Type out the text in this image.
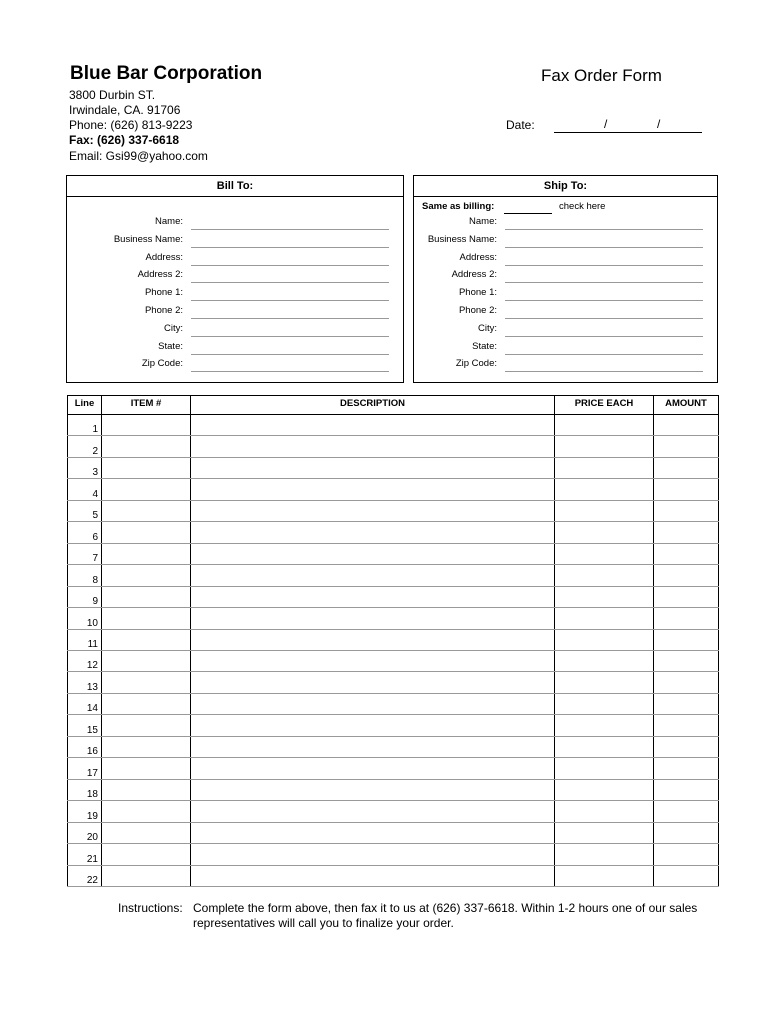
Blue Bar Corporation	Fax Order Form
3800 Durbin ST.
Irwindale, CA. 91706
Phone: (626) 813-9223
Fax: (626) 337-6618
Email: Gsi99@yahoo.com
Date:	/	/
Bill To:
Name:
Business Name:
Address:
Address 2:
Phone 1:
Phone 2:
City:
State:
Zip Code:
Ship To:
Same as billing:	check here
Name:
Business Name:
Address:
Address 2:
Phone 1:
Phone 2:
City:
State:
Zip Code:
Line	ITEM #	DESCRIPTION	PRICE EACH	AMOUNT
1				
2				
3				
4				
5				
6				
7				
8				
9				
10				
11				
12				
13				
14				
15				
16				
17				
18				
19				
20				
21				
22				
Instructions: Complete the form above, then fax it to us at (626) 337-6618. Within 1-2 hours one of our sales representatives will call you to finalize your order.
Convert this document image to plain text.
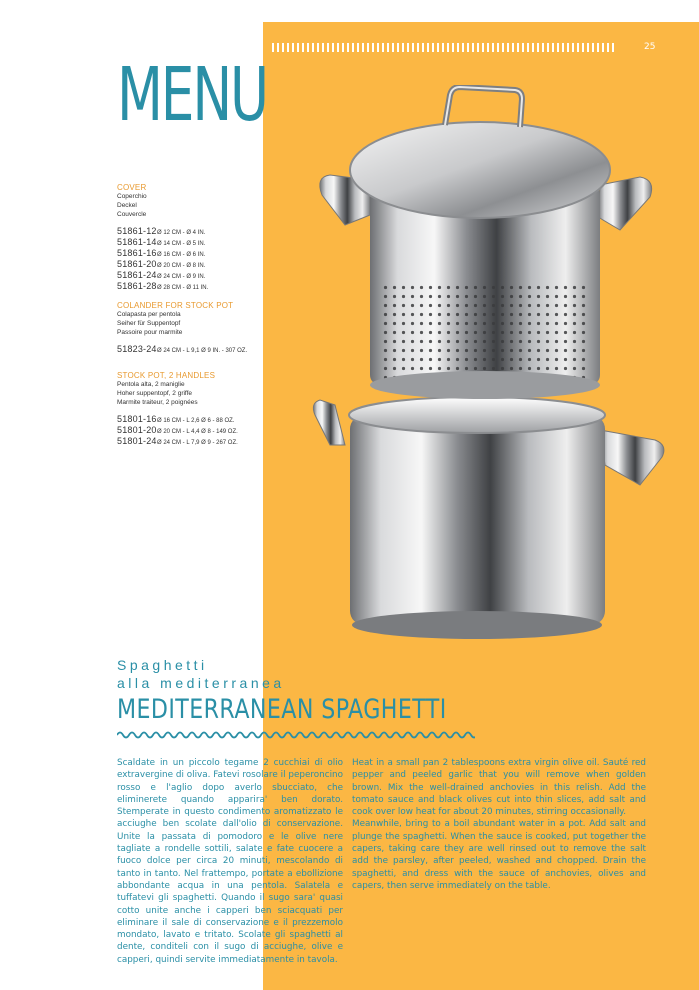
25
MENU
COVER
Coperchio
Deckel
Couvercle
51861-12 Ø 12 CM - Ø 4 IN.
51861-14 Ø 14 CM - Ø 5 IN.
51861-16 Ø 16 CM - Ø 6 IN.
51861-20 Ø 20 CM - Ø 8 IN.
51861-24 Ø 24 CM - Ø 9 IN.
51861-28 Ø 28 CM - Ø 11 IN.
COLANDER FOR STOCK POT
Colapasta per pentola
Seiher für Suppentopf
Passoire pour marmite
51823-24 Ø 24 CM - L 9,1 Ø 9 IN. - 307 OZ.
STOCK POT, 2 HANDLES
Pentola alta, 2 maniglie
Hoher suppentopf, 2 griffe
Marmite traiteur, 2 poignées
51801-16 Ø 16 CM - L 2,6 Ø 6 - 88 OZ.
51801-20 Ø 20 CM - L 4,4 Ø 8 - 149 OZ.
51801-24 Ø 24 CM - L 7,9 Ø 9 - 267 OZ.
Spaghetti
alla mediterranea
MEDITERRANEAN SPAGHETTI

Scaldate in un piccolo tegame 2 cucchiai di olio extravergine di oliva. Fatevi rosolare il peperoncino rosso e l'aglio dopo averlo sbucciato, che eliminerete quando apparira' ben dorato. Stemperate in questo condimento aromatizzato le acciughe ben scolate dall'olio di conservazione. Unite la passata di pomodoro e le olive nere tagliate a rondelle sottili, salate e fate cuocere a fuoco dolce per circa 20 minuti, mescolando di tanto in tanto. Nel frattempo, portate a ebollizione abbondante acqua in una pentola. Salatela e tuffatevi gli spaghetti. Quando il sugo sara' quasi cotto unite anche i capperi ben sciacquati per eliminare il sale di conservazione e il prezzemolo mondato, lavato e tritato. Scolate gli spaghetti al dente, conditeli con il sugo di acciughe, olive e capperi, quindi servite immediatamente in tavola.

Heat in a small pan 2 tablespoons extra virgin olive oil. Sauté red pepper and peeled garlic that you will remove when golden brown. Mix the well-drained anchovies in this relish. Add the tomato sauce and black olives cut into thin slices, add salt and cook over low heat for about 20 minutes, stirring occasionally.

Meanwhile, bring to a boil abundant water in a pot. Add salt and plunge the spaghetti. When the sauce is cooked, put together the capers, taking care they are well rinsed out to remove the salt add the parsley, after peeled, washed and chopped. Drain the spaghetti, and dress with the sauce of anchovies, olives and capers, then serve immediately on the table.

_ _ _ _ _

Leave the images out and output the remaining material exactly as it stands.

Type out the text in this image.
Blue Bar Corporation	Fax Order Form
3800 Durbin ST.
Irwindale, CA. 91706
Phone: (626) 813-9223
Fax: (626) 337-6618
Email: Gsi99@yahoo.com
Date:	/	/
Bill To:
Name:
Business Name:
Address:
Address 2:
Phone 1:
Phone 2:
City:
State:
Zip Code:
Ship To:
Same as billing:	check here
Name:
Business Name:
Address:
Address 2:
Phone 1:
Phone 2:
City:
State:
Zip Code:
Line	ITEM #	DESCRIPTION	PRICE EACH	AMOUNT
1				
2				
3				
4				
5				
6				
7				
8				
9				
10				
11				
12				
13				
14				
15				
16				
17				
18				
19				
20				
21				
22				
Instructions: Complete the form above, then fax it to us at (626) 337-6618. Within 1-2 hours one of our sales representatives will call you to finalize your order.
Convert this document image to plain text.
25
MENU
COVER
Coperchio
Deckel
Couvercle
51861-12 Ø 12 CM - Ø 4 IN.
51861-14 Ø 14 CM - Ø 5 IN.
51861-16 Ø 16 CM - Ø 6 IN.
51861-20 Ø 20 CM - Ø 8 IN.
51861-24 Ø 24 CM - Ø 9 IN.
51861-28 Ø 28 CM - Ø 11 IN.
COLANDER FOR STOCK POT
Colapasta per pentola
Seiher für Suppentopf
Passoire pour marmite
51823-24 Ø 24 CM - L 9,1 Ø 9 IN. - 307 OZ.
STOCK POT, 2 HANDLES
Pentola alta, 2 maniglie
Hoher suppentopf, 2 griffe
Marmite traiteur, 2 poignées
51801-16 Ø 16 CM - L 2,6 Ø 6 - 88 OZ.
51801-20 Ø 20 CM - L 4,4 Ø 8 - 149 OZ.
51801-24 Ø 24 CM - L 7,9 Ø 9 - 267 OZ.
Spaghetti
alla mediterranea
MEDITERRANEAN SPAGHETTI

Scaldate in un piccolo tegame 2 cucchiai di olio extravergine di oliva. Fatevi rosolare il peperoncino rosso e l'aglio dopo averlo sbucciato, che eliminerete quando apparira' ben dorato. Stemperate in questo condimento aromatizzato le acciughe ben scolate dall'olio di conservazione. Unite la passata di pomodoro e le olive nere tagliate a rondelle sottili, salate e fate cuocere a fuoco dolce per circa 20 minuti, mescolando di tanto in tanto. Nel frattempo, portate a ebollizione abbondante acqua in una pentola. Salatela e tuffatevi gli spaghetti. Quando il sugo sara' quasi cotto unite anche i capperi ben sciacquati per eliminare il sale di conservazione e il prezzemolo mondato, lavato e tritato. Scolate gli spaghetti al dente, conditeli con il sugo di acciughe, olive e capperi, quindi servite immediatamente in tavola.

Heat in a small pan 2 tablespoons extra virgin olive oil. Sauté red pepper and peeled garlic that you will remove when golden brown. Mix the well-drained anchovies in this relish. Add the tomato sauce and black olives cut into thin slices, add salt and cook over low heat for about 20 minutes, stirring occasionally.

Meanwhile, bring to a boil abundant water in a pot. Add salt and plunge the spaghetti. When the sauce is cooked, put together the capers, taking care they are well rinsed out to remove the salt add the parsley, after peeled, washed and chopped. Drain the spaghetti, and dress with the sauce of anchovies, olives and capers, then serve immediately on the table.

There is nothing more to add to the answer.